>>>>
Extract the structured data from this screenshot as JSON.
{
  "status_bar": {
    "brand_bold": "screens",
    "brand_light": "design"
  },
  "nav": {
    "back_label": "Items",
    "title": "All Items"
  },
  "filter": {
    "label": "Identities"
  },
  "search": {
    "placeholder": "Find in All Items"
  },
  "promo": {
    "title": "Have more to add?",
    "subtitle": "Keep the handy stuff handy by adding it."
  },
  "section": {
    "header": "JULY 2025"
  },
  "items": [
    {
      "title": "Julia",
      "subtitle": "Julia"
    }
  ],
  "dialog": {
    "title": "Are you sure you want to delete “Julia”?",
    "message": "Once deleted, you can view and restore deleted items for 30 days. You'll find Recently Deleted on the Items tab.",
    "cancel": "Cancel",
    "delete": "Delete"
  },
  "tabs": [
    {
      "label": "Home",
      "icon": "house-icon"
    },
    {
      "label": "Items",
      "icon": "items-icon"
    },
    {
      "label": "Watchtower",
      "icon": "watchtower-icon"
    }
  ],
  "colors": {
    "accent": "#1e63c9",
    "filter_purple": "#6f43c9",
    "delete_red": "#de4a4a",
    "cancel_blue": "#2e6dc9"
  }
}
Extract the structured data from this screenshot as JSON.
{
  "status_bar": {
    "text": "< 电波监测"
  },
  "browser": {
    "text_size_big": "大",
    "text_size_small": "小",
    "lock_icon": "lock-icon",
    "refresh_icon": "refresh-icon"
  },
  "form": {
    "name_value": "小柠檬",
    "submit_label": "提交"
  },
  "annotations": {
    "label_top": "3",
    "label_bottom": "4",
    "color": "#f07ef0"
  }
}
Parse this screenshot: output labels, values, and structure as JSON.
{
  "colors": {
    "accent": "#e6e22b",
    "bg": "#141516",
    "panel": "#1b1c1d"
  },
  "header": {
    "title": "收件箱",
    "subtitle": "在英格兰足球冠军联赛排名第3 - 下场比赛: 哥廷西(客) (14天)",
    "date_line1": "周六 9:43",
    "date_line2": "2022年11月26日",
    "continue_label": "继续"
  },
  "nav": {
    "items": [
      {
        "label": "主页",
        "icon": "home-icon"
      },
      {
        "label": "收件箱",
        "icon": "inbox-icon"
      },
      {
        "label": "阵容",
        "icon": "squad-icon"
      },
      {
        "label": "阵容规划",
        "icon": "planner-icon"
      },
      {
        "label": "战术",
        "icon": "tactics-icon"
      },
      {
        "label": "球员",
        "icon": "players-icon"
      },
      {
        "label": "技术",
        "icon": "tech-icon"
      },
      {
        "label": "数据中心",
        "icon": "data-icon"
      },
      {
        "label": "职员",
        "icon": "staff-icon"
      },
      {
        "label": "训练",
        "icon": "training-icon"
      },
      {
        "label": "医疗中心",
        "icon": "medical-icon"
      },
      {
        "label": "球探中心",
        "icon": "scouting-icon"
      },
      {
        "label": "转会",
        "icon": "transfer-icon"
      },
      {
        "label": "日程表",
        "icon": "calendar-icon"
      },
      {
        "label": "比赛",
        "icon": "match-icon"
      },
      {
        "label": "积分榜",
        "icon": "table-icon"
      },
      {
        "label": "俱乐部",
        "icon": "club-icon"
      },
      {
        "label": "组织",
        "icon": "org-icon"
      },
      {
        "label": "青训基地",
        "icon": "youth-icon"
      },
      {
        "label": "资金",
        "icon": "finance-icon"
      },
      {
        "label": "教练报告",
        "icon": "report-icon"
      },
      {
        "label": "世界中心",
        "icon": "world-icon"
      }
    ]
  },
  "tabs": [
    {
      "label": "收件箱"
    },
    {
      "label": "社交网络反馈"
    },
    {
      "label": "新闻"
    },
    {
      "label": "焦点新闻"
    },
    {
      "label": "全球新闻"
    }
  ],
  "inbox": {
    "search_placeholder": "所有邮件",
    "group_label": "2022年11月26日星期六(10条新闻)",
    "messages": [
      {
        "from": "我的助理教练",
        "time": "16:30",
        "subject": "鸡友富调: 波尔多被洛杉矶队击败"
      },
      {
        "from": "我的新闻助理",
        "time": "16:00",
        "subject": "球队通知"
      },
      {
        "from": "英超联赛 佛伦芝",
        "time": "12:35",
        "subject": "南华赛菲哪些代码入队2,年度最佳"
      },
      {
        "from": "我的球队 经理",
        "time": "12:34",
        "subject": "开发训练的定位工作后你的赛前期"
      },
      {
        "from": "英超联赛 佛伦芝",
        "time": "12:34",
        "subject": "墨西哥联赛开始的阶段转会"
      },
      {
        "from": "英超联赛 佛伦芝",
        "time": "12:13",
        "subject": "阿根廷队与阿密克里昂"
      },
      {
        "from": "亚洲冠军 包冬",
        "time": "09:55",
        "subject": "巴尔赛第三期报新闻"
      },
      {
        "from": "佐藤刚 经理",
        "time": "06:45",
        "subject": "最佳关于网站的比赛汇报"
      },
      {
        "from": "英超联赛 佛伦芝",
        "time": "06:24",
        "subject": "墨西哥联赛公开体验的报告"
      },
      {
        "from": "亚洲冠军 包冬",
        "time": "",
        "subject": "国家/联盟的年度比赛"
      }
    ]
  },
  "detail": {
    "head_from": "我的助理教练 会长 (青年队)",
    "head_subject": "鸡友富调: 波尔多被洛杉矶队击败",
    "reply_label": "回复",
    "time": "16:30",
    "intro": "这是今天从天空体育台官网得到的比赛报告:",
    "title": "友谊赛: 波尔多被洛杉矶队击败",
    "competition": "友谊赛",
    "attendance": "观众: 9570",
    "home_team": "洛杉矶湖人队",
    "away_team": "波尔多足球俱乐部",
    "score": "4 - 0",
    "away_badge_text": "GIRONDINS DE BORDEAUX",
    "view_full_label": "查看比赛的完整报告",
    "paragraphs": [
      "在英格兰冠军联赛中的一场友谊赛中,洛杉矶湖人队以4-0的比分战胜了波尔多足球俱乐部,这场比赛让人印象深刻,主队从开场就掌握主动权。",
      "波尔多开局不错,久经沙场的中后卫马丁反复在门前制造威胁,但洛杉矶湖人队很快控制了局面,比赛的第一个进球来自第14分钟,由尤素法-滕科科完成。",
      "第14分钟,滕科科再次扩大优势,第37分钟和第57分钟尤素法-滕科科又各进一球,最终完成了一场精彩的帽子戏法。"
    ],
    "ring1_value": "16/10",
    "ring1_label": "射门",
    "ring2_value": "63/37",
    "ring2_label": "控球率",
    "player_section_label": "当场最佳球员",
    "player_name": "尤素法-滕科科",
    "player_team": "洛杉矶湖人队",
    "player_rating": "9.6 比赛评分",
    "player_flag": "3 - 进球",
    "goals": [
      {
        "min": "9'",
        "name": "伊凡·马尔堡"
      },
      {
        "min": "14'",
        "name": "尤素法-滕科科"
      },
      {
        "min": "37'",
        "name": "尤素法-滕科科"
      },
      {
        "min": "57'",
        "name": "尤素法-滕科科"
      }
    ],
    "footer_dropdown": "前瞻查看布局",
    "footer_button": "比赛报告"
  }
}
<<<<
■ Exercise objective: Copy each entry exactly, with nothing added or dropped.

■ Completed exercise:
Extract the structured data from this screenshot as JSON.
{
  "status_bar": {
    "brand_bold": "screens",
    "brand_light": "design"
  },
  "nav": {
    "back_label": "Items",
    "title": "All Items"
  },
  "filter": {
    "label": "Identities"
  },
  "search": {
    "placeholder": "Find in All Items"
  },
  "promo": {
    "title": "Have more to add?",
    "subtitle": "Keep the handy stuff handy by adding it."
  },
  "section": {
    "header": "JULY 2025"
  },
  "items": [
    {
      "title": "Julia",
      "subtitle": "Julia"
    }
  ],
  "dialog": {
    "title": "Are you sure you want to delete “Julia”?",
    "message": "Once deleted, you can view and restore deleted items for 30 days. You'll find Recently Deleted on the Items tab.",
    "cancel": "Cancel",
    "delete": "Delete"
  },
  "tabs": [
    {
      "label": "Home",
      "icon": "house-icon"
    },
    {
      "label": "Items",
      "icon": "items-icon"
    },
    {
      "label": "Watchtower",
      "icon": "watchtower-icon"
    }
  ],
  "colors": {
    "accent": "#1e63c9",
    "filter_purple": "#6f43c9",
    "delete_red": "#de4a4a",
    "cancel_blue": "#2e6dc9"
  }
}
Extract the structured data from this screenshot as JSON.
{
  "status_bar": {
    "text": "< 电波监测"
  },
  "browser": {
    "text_size_big": "大",
    "text_size_small": "小",
    "lock_icon": "lock-icon",
    "refresh_icon": "refresh-icon"
  },
  "form": {
    "name_value": "小柠檬",
    "submit_label": "提交"
  },
  "annotations": {
    "label_top": "3",
    "label_bottom": "4",
    "color": "#f07ef0"
  }
}
Parse this screenshot: output labels, values, and structure as JSON.
{
  "colors": {
    "accent": "#e6e22b",
    "bg": "#141516",
    "panel": "#1b1c1d"
  },
  "header": {
    "title": "收件箱",
    "subtitle": "在英格兰足球冠军联赛排名第3 - 下场比赛: 哥廷西(客) (14天)",
    "date_line1": "周六 9:43",
    "date_line2": "2022年11月26日",
    "continue_label": "继续"
  },
  "nav": {
    "items": [
      {
        "label": "主页",
        "icon": "home-icon"
      },
      {
        "label": "收件箱",
        "icon": "inbox-icon"
      },
      {
        "label": "阵容",
        "icon": "squad-icon"
      },
      {
        "label": "阵容规划",
        "icon": "planner-icon"
      },
      {
        "label": "战术",
        "icon": "tactics-icon"
      },
      {
        "label": "球员",
        "icon": "players-icon"
      },
      {
        "label": "技术",
        "icon": "tech-icon"
      },
      {
        "label": "数据中心",
        "icon": "data-icon"
      },
      {
        "label": "职员",
        "icon": "staff-icon"
      },
      {
        "label": "训练",
        "icon": "training-icon"
      },
      {
        "label": "医疗中心",
        "icon": "medical-icon"
      },
      {
        "label": "球探中心",
        "icon": "scouting-icon"
      },
      {
        "label": "转会",
        "icon": "transfer-icon"
      },
      {
        "label": "日程表",
        "icon": "calendar-icon"
      },
      {
        "label": "比赛",
        "icon": "match-icon"
      },
      {
        "label": "积分榜",
        "icon": "table-icon"
      },
      {
        "label": "俱乐部",
        "icon": "club-icon"
      },
      {
        "label": "组织",
        "icon": "org-icon"
      },
      {
        "label": "青训基地",
        "icon": "youth-icon"
      },
      {
        "label": "资金",
        "icon": "finance-icon"
      },
      {
        "label": "教练报告",
        "icon": "report-icon"
      },
      {
        "label": "世界中心",
        "icon": "world-icon"
      }
    ]
  },
  "tabs": [
    {
      "label": "收件箱"
    },
    {
      "label": "社交网络反馈"
    },
    {
      "label": "新闻"
    },
    {
      "label": "焦点新闻"
    },
    {
      "label": "全球新闻"
    }
  ],
  "inbox": {
    "search_placeholder": "所有邮件",
    "group_label": "2022年11月26日星期六(10条新闻)",
    "messages": [
      {
        "from": "我的助理教练",
        "time": "16:30",
        "subject": "鸡友富调: 波尔多被洛杉矶队击败"
      },
      {
        "from": "我的新闻助理",
        "time": "16:00",
        "subject": "球队通知"
      },
      {
        "from": "英超联赛 佛伦芝",
        "time": "12:35",
        "subject": "南华赛菲哪些代码入队2,年度最佳"
      },
      {
        "from": "我的球队 经理",
        "time": "12:34",
        "subject": "开发训练的定位工作后你的赛前期"
      },
      {
        "from": "英超联赛 佛伦芝",
        "time": "12:34",
        "subject": "墨西哥联赛开始的阶段转会"
      },
      {
        "from": "英超联赛 佛伦芝",
        "time": "12:13",
        "subject": "阿根廷队与阿密克里昂"
      },
      {
        "from": "亚洲冠军 包冬",
        "time": "09:55",
        "subject": "巴尔赛第三期报新闻"
      },
      {
        "from": "佐藤刚 经理",
        "time": "06:45",
        "subject": "最佳关于网站的比赛汇报"
      },
      {
        "from": "英超联赛 佛伦芝",
        "time": "06:24",
        "subject": "墨西哥联赛公开体验的报告"
      },
      {
        "from": "亚洲冠军 包冬",
        "time": "",
        "subject": "国家/联盟的年度比赛"
      }
    ]
  },
  "detail": {
    "head_from": "我的助理教练 会长 (青年队)",
    "head_subject": "鸡友富调: 波尔多被洛杉矶队击败",
    "reply_label": "回复",
    "time": "16:30",
    "intro": "这是今天从天空体育台官网得到的比赛报告:",
    "title": "友谊赛: 波尔多被洛杉矶队击败",
    "competition": "友谊赛",
    "attendance": "观众: 9570",
    "home_team": "洛杉矶湖人队",
    "away_team": "波尔多足球俱乐部",
    "score": "4 - 0",
    "away_badge_text": "GIRONDINS DE BORDEAUX",
    "view_full_label": "查看比赛的完整报告",
    "paragraphs": [
      "在英格兰冠军联赛中的一场友谊赛中,洛杉矶湖人队以4-0的比分战胜了波尔多足球俱乐部,这场比赛让人印象深刻,主队从开场就掌握主动权。",
      "波尔多开局不错,久经沙场的中后卫马丁反复在门前制造威胁,但洛杉矶湖人队很快控制了局面,比赛的第一个进球来自第14分钟,由尤素法-滕科科完成。",
      "第14分钟,滕科科再次扩大优势,第37分钟和第57分钟尤素法-滕科科又各进一球,最终完成了一场精彩的帽子戏法。"
    ],
    "ring1_value": "16/10",
    "ring1_label": "射门",
    "ring2_value": "63/37",
    "ring2_label": "控球率",
    "player_section_label": "当场最佳球员",
    "player_name": "尤素法-滕科科",
    "player_team": "洛杉矶湖人队",
    "player_rating": "9.6 比赛评分",
    "player_flag": "3 - 进球",
    "goals": [
      {
        "min": "9'",
        "name": "伊凡·马尔堡"
      },
      {
        "min": "14'",
        "name": "尤素法-滕科科"
      },
      {
        "min": "37'",
        "name": "尤素法-滕科科"
      },
      {
        "min": "57'",
        "name": "尤素法-滕科科"
      }
    ],
    "footer_dropdown": "前瞻查看布局",
    "footer_button": "比赛报告"
  }
}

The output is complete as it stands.